● Description of the task
Write out the records that appear below, verbatim and complete, but without pictures.

___

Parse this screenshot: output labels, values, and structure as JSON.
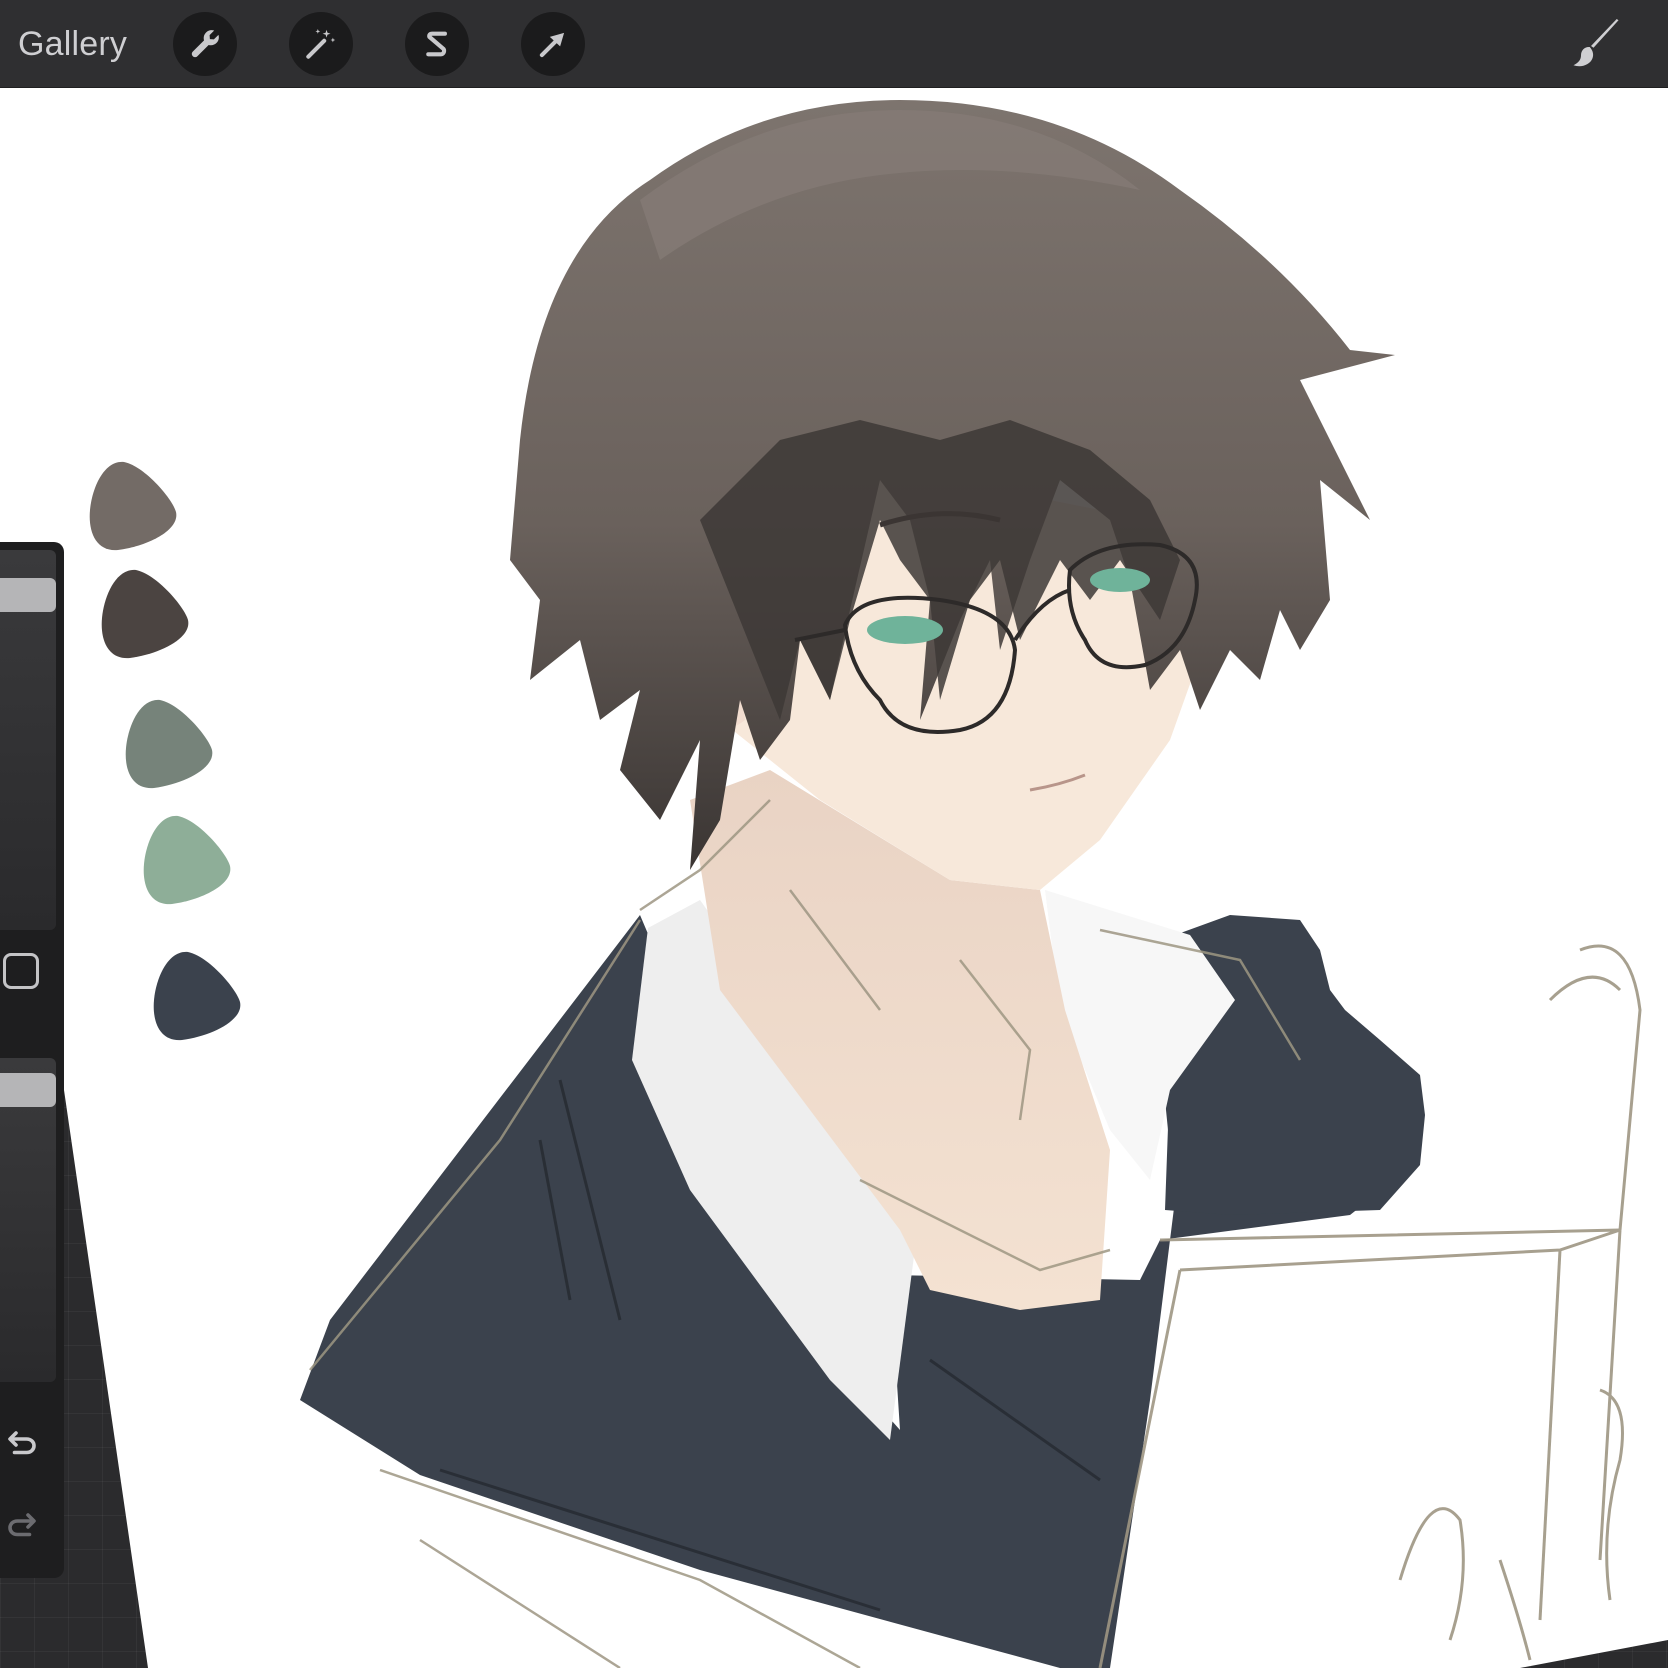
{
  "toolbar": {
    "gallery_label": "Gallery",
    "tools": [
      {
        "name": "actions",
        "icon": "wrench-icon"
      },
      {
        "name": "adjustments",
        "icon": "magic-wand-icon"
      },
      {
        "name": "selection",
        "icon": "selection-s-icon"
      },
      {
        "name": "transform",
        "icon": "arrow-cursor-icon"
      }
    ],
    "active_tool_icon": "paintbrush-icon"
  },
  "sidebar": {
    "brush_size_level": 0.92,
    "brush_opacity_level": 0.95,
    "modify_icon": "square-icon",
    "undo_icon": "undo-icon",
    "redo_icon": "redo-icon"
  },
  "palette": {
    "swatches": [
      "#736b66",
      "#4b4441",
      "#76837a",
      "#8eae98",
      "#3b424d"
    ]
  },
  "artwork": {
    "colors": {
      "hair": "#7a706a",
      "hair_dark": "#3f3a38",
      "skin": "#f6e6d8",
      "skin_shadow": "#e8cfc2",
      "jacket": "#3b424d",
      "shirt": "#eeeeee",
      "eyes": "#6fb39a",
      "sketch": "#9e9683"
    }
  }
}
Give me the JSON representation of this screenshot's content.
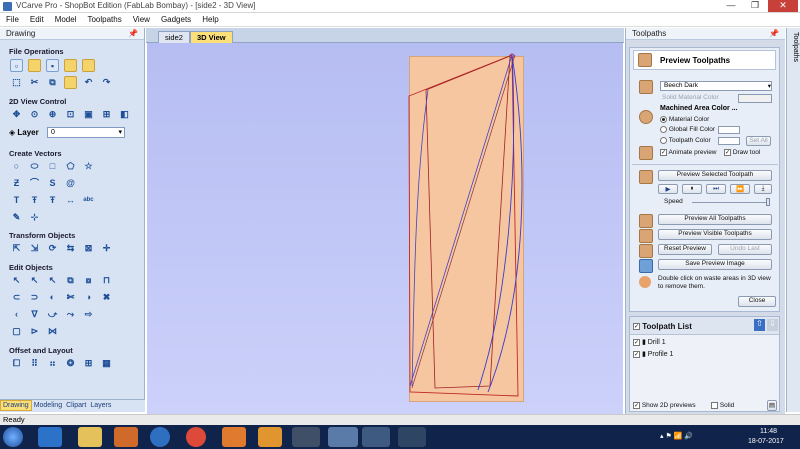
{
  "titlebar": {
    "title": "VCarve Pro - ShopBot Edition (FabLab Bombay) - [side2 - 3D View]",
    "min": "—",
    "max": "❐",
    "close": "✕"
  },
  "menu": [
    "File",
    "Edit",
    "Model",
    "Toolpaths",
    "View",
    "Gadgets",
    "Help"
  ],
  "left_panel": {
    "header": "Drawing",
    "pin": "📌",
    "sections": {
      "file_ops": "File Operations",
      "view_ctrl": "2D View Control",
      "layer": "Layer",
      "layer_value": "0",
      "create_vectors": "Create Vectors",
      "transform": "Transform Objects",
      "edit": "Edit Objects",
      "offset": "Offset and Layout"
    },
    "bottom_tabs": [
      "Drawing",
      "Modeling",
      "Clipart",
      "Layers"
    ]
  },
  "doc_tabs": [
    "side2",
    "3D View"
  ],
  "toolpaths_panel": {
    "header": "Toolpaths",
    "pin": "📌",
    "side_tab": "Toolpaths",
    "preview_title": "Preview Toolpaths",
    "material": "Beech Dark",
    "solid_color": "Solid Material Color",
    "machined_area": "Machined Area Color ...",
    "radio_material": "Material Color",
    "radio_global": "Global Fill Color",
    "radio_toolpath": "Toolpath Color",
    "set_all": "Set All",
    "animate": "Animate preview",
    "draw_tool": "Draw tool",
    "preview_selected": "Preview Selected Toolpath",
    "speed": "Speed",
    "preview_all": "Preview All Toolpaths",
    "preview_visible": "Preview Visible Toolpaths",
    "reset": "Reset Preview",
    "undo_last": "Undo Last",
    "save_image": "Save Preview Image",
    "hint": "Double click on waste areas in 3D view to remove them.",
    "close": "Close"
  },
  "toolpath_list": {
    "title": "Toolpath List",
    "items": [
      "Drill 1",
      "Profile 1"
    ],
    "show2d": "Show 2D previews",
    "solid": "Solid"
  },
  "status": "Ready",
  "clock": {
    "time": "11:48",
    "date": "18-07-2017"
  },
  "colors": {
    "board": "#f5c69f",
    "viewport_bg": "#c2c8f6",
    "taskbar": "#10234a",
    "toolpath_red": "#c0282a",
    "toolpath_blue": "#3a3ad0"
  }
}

___

● Correct result
Parse this screenshot: output labels, values, and structure as JSON.
{
  "toolbar": {
    "gallery_label": "Gallery",
    "tools": [
      {
        "name": "actions",
        "icon": "wrench-icon"
      },
      {
        "name": "adjustments",
        "icon": "magic-wand-icon"
      },
      {
        "name": "selection",
        "icon": "selection-s-icon"
      },
      {
        "name": "transform",
        "icon": "arrow-cursor-icon"
      }
    ],
    "active_tool_icon": "paintbrush-icon"
  },
  "sidebar": {
    "brush_size_level": 0.92,
    "brush_opacity_level": 0.95,
    "modify_icon": "square-icon",
    "undo_icon": "undo-icon",
    "redo_icon": "redo-icon"
  },
  "palette": {
    "swatches": [
      "#736b66",
      "#4b4441",
      "#76837a",
      "#8eae98",
      "#3b424d"
    ]
  },
  "artwork": {
    "colors": {
      "hair": "#7a706a",
      "hair_dark": "#3f3a38",
      "skin": "#f6e6d8",
      "skin_shadow": "#e8cfc2",
      "jacket": "#3b424d",
      "shirt": "#eeeeee",
      "eyes": "#6fb39a",
      "sketch": "#9e9683"
    }
  }
}
Give me the JSON representation of this screenshot's content.
{
  "titlebar": {
    "title": "VCarve Pro - ShopBot Edition (FabLab Bombay) - [side2 - 3D View]",
    "min": "—",
    "max": "❐",
    "close": "✕"
  },
  "menu": [
    "File",
    "Edit",
    "Model",
    "Toolpaths",
    "View",
    "Gadgets",
    "Help"
  ],
  "left_panel": {
    "header": "Drawing",
    "pin": "📌",
    "sections": {
      "file_ops": "File Operations",
      "view_ctrl": "2D View Control",
      "layer": "Layer",
      "layer_value": "0",
      "create_vectors": "Create Vectors",
      "transform": "Transform Objects",
      "edit": "Edit Objects",
      "offset": "Offset and Layout"
    },
    "bottom_tabs": [
      "Drawing",
      "Modeling",
      "Clipart",
      "Layers"
    ]
  },
  "doc_tabs": [
    "side2",
    "3D View"
  ],
  "toolpaths_panel": {
    "header": "Toolpaths",
    "pin": "📌",
    "side_tab": "Toolpaths",
    "preview_title": "Preview Toolpaths",
    "material": "Beech Dark",
    "solid_color": "Solid Material Color",
    "machined_area": "Machined Area Color ...",
    "radio_material": "Material Color",
    "radio_global": "Global Fill Color",
    "radio_toolpath": "Toolpath Color",
    "set_all": "Set All",
    "animate": "Animate preview",
    "draw_tool": "Draw tool",
    "preview_selected": "Preview Selected Toolpath",
    "speed": "Speed",
    "preview_all": "Preview All Toolpaths",
    "preview_visible": "Preview Visible Toolpaths",
    "reset": "Reset Preview",
    "undo_last": "Undo Last",
    "save_image": "Save Preview Image",
    "hint": "Double click on waste areas in 3D view to remove them.",
    "close": "Close"
  },
  "toolpath_list": {
    "title": "Toolpath List",
    "items": [
      "Drill 1",
      "Profile 1"
    ],
    "show2d": "Show 2D previews",
    "solid": "Solid"
  },
  "status": "Ready",
  "clock": {
    "time": "11:48",
    "date": "18-07-2017"
  },
  "colors": {
    "board": "#f5c69f",
    "viewport_bg": "#c2c8f6",
    "taskbar": "#10234a",
    "toolpath_red": "#c0282a",
    "toolpath_blue": "#3a3ad0"
  }
}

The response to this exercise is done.